**PROBLEM STATEMENT**.
Can you copy every line of the material below character for character, with no changes or omissions?

**DATA FOR THIS TASK**.
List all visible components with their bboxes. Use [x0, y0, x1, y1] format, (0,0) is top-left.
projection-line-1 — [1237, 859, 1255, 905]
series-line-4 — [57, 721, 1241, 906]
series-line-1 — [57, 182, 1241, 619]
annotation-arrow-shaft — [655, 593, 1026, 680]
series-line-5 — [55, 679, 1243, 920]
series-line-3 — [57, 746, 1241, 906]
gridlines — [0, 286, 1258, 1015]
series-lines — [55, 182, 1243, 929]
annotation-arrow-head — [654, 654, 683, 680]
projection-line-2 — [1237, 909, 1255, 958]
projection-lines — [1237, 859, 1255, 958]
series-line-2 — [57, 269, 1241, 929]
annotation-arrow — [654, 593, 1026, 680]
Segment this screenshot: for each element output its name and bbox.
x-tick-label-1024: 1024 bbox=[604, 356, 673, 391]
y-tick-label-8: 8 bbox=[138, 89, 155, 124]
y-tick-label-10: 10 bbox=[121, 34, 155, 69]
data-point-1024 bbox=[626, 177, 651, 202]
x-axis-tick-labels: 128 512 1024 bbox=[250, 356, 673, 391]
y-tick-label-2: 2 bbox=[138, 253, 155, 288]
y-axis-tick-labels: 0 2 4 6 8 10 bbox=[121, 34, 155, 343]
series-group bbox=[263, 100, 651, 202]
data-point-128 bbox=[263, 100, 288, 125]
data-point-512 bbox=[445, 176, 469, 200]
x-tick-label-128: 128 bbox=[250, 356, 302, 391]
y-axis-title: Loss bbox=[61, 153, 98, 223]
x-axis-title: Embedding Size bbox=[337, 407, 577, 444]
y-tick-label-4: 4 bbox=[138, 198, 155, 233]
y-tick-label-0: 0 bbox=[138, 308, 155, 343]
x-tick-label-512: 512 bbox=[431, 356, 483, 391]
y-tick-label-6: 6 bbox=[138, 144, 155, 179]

**RESULT OF THE TASK**.
List all visible components with their bboxes. Use [x0, y0, x1, y1] format, (0,0) is top-left.
projection-line-1 — [1237, 859, 1255, 905]
series-line-4 — [57, 721, 1241, 906]
series-line-1 — [57, 182, 1241, 619]
annotation-arrow-shaft — [655, 593, 1026, 680]
series-line-5 — [55, 679, 1243, 920]
series-line-3 — [57, 746, 1241, 906]
gridlines — [0, 286, 1258, 1015]
series-lines — [55, 182, 1243, 929]
annotation-arrow-head — [654, 654, 683, 680]
projection-line-2 — [1237, 909, 1255, 958]
projection-lines — [1237, 859, 1255, 958]
series-line-2 — [57, 269, 1241, 929]
annotation-arrow — [654, 593, 1026, 680]
Segment this screenshot: for each element output its name and bbox.
x-tick-label-1024: 1024 bbox=[604, 356, 673, 391]
y-tick-label-8: 8 bbox=[138, 89, 155, 124]
y-tick-label-10: 10 bbox=[121, 34, 155, 69]
data-point-1024 bbox=[626, 177, 651, 202]
x-axis-tick-labels: 128 512 1024 bbox=[250, 356, 673, 391]
y-tick-label-2: 2 bbox=[138, 253, 155, 288]
y-axis-tick-labels: 0 2 4 6 8 10 bbox=[121, 34, 155, 343]
series-group bbox=[263, 100, 651, 202]
data-point-128 bbox=[263, 100, 288, 125]
data-point-512 bbox=[445, 176, 469, 200]
x-tick-label-128: 128 bbox=[250, 356, 302, 391]
y-axis-title: Loss bbox=[61, 153, 98, 223]
x-axis-title: Embedding Size bbox=[337, 407, 577, 444]
y-tick-label-4: 4 bbox=[138, 198, 155, 233]
y-tick-label-0: 0 bbox=[138, 308, 155, 343]
x-tick-label-512: 512 bbox=[431, 356, 483, 391]
y-tick-label-6: 6 bbox=[138, 144, 155, 179]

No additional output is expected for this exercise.